**Task to carry out**
Repeat each record below exactly as given.

**Input data**
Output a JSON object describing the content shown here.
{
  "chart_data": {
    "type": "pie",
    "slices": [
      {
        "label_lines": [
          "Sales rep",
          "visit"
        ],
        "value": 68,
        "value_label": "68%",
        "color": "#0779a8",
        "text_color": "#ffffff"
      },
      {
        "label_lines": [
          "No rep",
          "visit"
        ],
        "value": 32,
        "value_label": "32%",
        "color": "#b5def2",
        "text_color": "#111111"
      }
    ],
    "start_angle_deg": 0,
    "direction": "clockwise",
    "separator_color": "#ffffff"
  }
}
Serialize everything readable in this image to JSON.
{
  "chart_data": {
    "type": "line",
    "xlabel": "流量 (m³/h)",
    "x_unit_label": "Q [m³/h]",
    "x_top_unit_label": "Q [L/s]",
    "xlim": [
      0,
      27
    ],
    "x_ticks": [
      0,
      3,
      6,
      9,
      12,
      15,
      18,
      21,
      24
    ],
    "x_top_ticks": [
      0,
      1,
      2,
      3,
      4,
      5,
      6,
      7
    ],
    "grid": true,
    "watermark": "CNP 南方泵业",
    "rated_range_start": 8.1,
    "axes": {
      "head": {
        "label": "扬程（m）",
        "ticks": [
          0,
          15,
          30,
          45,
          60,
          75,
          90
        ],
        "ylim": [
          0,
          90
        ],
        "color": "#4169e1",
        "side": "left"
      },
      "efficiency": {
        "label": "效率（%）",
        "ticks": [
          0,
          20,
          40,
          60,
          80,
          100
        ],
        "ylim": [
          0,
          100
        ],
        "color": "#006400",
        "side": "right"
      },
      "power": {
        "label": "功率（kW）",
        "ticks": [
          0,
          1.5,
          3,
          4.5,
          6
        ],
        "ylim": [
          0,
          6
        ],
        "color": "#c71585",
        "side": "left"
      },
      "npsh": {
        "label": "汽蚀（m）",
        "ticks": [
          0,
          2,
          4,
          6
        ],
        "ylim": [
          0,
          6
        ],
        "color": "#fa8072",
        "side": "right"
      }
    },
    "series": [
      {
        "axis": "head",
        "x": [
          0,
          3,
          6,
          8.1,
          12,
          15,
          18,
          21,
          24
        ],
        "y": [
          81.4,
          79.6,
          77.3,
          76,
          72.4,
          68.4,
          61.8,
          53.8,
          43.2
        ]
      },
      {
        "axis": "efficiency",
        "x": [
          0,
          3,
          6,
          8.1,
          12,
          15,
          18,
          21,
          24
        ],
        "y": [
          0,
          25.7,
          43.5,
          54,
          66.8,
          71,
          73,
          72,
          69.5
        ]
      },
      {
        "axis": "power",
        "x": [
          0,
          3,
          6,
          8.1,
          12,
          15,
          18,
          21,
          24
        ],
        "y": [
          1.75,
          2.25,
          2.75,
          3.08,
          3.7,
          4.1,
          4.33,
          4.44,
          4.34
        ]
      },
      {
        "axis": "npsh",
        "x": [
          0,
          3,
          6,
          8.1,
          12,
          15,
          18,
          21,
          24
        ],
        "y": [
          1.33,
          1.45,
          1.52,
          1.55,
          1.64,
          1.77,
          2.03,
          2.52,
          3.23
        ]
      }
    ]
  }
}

**Reply to the task**
Output a JSON object describing the content shown here.
{
  "chart_data": {
    "type": "pie",
    "slices": [
      {
        "label_lines": [
          "Sales rep",
          "visit"
        ],
        "value": 68,
        "value_label": "68%",
        "color": "#0779a8",
        "text_color": "#ffffff"
      },
      {
        "label_lines": [
          "No rep",
          "visit"
        ],
        "value": 32,
        "value_label": "32%",
        "color": "#b5def2",
        "text_color": "#111111"
      }
    ],
    "start_angle_deg": 0,
    "direction": "clockwise",
    "separator_color": "#ffffff"
  }
}
Serialize everything readable in this image to JSON.
{
  "chart_data": {
    "type": "line",
    "xlabel": "流量 (m³/h)",
    "x_unit_label": "Q [m³/h]",
    "x_top_unit_label": "Q [L/s]",
    "xlim": [
      0,
      27
    ],
    "x_ticks": [
      0,
      3,
      6,
      9,
      12,
      15,
      18,
      21,
      24
    ],
    "x_top_ticks": [
      0,
      1,
      2,
      3,
      4,
      5,
      6,
      7
    ],
    "grid": true,
    "watermark": "CNP 南方泵业",
    "rated_range_start": 8.1,
    "axes": {
      "head": {
        "label": "扬程（m）",
        "ticks": [
          0,
          15,
          30,
          45,
          60,
          75,
          90
        ],
        "ylim": [
          0,
          90
        ],
        "color": "#4169e1",
        "side": "left"
      },
      "efficiency": {
        "label": "效率（%）",
        "ticks": [
          0,
          20,
          40,
          60,
          80,
          100
        ],
        "ylim": [
          0,
          100
        ],
        "color": "#006400",
        "side": "right"
      },
      "power": {
        "label": "功率（kW）",
        "ticks": [
          0,
          1.5,
          3,
          4.5,
          6
        ],
        "ylim": [
          0,
          6
        ],
        "color": "#c71585",
        "side": "left"
      },
      "npsh": {
        "label": "汽蚀（m）",
        "ticks": [
          0,
          2,
          4,
          6
        ],
        "ylim": [
          0,
          6
        ],
        "color": "#fa8072",
        "side": "right"
      }
    },
    "series": [
      {
        "axis": "head",
        "x": [
          0,
          3,
          6,
          8.1,
          12,
          15,
          18,
          21,
          24
        ],
        "y": [
          81.4,
          79.6,
          77.3,
          76,
          72.4,
          68.4,
          61.8,
          53.8,
          43.2
        ]
      },
      {
        "axis": "efficiency",
        "x": [
          0,
          3,
          6,
          8.1,
          12,
          15,
          18,
          21,
          24
        ],
        "y": [
          0,
          25.7,
          43.5,
          54,
          66.8,
          71,
          73,
          72,
          69.5
        ]
      },
      {
        "axis": "power",
        "x": [
          0,
          3,
          6,
          8.1,
          12,
          15,
          18,
          21,
          24
        ],
        "y": [
          1.75,
          2.25,
          2.75,
          3.08,
          3.7,
          4.1,
          4.33,
          4.44,
          4.34
        ]
      },
      {
        "axis": "npsh",
        "x": [
          0,
          3,
          6,
          8.1,
          12,
          15,
          18,
          21,
          24
        ],
        "y": [
          1.33,
          1.45,
          1.52,
          1.55,
          1.64,
          1.77,
          2.03,
          2.52,
          3.23
        ]
      }
    ]
  }
}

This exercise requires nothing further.